Print verbatim the lines of the entries from the one containing "Output a JSON" to the last, inclusive, and no others.

* Start Listed records *

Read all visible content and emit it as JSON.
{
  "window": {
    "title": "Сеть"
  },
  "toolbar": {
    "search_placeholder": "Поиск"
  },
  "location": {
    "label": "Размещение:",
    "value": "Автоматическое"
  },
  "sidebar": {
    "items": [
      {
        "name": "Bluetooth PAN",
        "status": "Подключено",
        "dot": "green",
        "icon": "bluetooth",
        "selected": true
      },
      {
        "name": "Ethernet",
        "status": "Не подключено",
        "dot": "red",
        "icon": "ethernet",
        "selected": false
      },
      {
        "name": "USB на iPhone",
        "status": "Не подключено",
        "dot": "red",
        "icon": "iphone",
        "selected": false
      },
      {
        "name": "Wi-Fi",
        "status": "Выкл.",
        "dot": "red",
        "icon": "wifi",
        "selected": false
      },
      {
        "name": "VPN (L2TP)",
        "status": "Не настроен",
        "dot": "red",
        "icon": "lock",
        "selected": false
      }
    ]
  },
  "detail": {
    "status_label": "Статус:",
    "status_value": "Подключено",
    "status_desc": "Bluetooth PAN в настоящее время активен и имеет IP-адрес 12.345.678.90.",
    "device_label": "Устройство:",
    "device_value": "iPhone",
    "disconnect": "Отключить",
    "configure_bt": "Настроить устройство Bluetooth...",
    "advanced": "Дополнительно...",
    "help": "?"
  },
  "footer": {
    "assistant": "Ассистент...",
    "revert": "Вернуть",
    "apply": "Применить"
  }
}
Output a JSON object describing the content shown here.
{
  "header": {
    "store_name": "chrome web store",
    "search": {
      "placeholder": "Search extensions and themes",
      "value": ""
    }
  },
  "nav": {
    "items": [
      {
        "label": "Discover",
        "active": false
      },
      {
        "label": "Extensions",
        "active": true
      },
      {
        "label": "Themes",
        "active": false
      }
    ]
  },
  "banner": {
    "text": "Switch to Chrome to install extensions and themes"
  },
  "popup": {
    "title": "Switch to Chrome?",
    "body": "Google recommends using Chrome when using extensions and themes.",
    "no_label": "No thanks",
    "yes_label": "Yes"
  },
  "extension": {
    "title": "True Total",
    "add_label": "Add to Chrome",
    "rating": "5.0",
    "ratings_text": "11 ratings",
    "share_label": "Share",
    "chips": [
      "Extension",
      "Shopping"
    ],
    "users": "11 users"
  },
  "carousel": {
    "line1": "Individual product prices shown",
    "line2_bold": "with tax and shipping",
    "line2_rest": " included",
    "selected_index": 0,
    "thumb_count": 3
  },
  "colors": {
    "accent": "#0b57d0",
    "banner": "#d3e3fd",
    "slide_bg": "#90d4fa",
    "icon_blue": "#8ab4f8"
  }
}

* End Listed records *

### Expected output:
Output a JSON object describing the content shown here.
{
  "header": {
    "store_name": "chrome web store",
    "search": {
      "placeholder": "Search extensions and themes",
      "value": ""
    }
  },
  "nav": {
    "items": [
      {
        "label": "Discover",
        "active": false
      },
      {
        "label": "Extensions",
        "active": true
      },
      {
        "label": "Themes",
        "active": false
      }
    ]
  },
  "banner": {
    "text": "Switch to Chrome to install extensions and themes"
  },
  "popup": {
    "title": "Switch to Chrome?",
    "body": "Google recommends using Chrome when using extensions and themes.",
    "no_label": "No thanks",
    "yes_label": "Yes"
  },
  "extension": {
    "title": "True Total",
    "add_label": "Add to Chrome",
    "rating": "5.0",
    "ratings_text": "11 ratings",
    "share_label": "Share",
    "chips": [
      "Extension",
      "Shopping"
    ],
    "users": "11 users"
  },
  "carousel": {
    "line1": "Individual product prices shown",
    "line2_bold": "with tax and shipping",
    "line2_rest": " included",
    "selected_index": 0,
    "thumb_count": 3
  },
  "colors": {
    "accent": "#0b57d0",
    "banner": "#d3e3fd",
    "slide_bg": "#90d4fa",
    "icon_blue": "#8ab4f8"
  }
}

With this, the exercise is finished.